====== THE DATA
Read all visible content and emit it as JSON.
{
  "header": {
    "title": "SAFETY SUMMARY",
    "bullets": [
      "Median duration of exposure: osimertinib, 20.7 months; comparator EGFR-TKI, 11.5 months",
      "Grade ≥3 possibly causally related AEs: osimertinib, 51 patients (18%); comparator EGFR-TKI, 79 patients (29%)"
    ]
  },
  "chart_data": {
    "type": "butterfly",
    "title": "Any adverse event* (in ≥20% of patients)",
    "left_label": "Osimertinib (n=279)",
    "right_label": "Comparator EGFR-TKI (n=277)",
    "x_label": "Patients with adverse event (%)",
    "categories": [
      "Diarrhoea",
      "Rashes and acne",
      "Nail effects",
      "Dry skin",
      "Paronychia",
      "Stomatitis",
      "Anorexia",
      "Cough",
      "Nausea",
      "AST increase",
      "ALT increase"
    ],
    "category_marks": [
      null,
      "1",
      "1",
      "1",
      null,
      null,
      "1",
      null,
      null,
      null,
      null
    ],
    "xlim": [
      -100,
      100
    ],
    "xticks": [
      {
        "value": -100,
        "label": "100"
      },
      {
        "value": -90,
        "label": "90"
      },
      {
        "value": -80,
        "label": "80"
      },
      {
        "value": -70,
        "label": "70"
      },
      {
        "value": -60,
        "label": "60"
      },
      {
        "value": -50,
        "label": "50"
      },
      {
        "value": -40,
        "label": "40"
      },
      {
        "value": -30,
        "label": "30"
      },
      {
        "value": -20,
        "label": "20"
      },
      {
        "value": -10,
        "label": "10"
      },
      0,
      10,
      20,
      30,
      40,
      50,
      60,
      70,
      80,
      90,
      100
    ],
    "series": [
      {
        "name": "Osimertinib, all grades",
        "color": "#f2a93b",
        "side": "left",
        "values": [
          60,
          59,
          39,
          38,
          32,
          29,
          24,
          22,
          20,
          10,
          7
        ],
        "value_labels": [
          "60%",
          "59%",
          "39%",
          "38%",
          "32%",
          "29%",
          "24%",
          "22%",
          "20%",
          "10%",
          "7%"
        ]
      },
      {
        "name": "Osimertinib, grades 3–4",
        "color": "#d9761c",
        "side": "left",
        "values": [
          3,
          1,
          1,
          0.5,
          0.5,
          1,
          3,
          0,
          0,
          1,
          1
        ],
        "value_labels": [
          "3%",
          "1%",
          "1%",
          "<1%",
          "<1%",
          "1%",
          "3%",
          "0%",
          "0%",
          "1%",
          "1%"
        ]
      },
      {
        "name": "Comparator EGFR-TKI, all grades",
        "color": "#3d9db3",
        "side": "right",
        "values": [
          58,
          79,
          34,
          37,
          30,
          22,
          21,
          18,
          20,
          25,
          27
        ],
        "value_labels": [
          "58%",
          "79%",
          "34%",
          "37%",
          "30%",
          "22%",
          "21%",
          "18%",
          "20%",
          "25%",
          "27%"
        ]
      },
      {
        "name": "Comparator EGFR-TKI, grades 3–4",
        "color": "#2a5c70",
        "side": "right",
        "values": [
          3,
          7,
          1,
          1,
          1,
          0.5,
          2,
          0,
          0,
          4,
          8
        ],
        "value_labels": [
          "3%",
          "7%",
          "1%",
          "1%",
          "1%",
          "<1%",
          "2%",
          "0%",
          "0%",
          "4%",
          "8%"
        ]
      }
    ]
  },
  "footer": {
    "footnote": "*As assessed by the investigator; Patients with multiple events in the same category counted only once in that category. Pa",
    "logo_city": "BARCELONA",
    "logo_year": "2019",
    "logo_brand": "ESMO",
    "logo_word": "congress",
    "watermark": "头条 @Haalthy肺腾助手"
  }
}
============
— PROBLEM REQUIREMENTS —
Look through the records above and please copy every line in which the string "name" occurs.

— RESPONSE —
        "name": "Osimertinib, all grades",
        "name": "Osimertinib, grades 3–4",
        "name": "Comparator EGFR-TKI, all grades",
        "name": "Comparator EGFR-TKI, grades 3–4",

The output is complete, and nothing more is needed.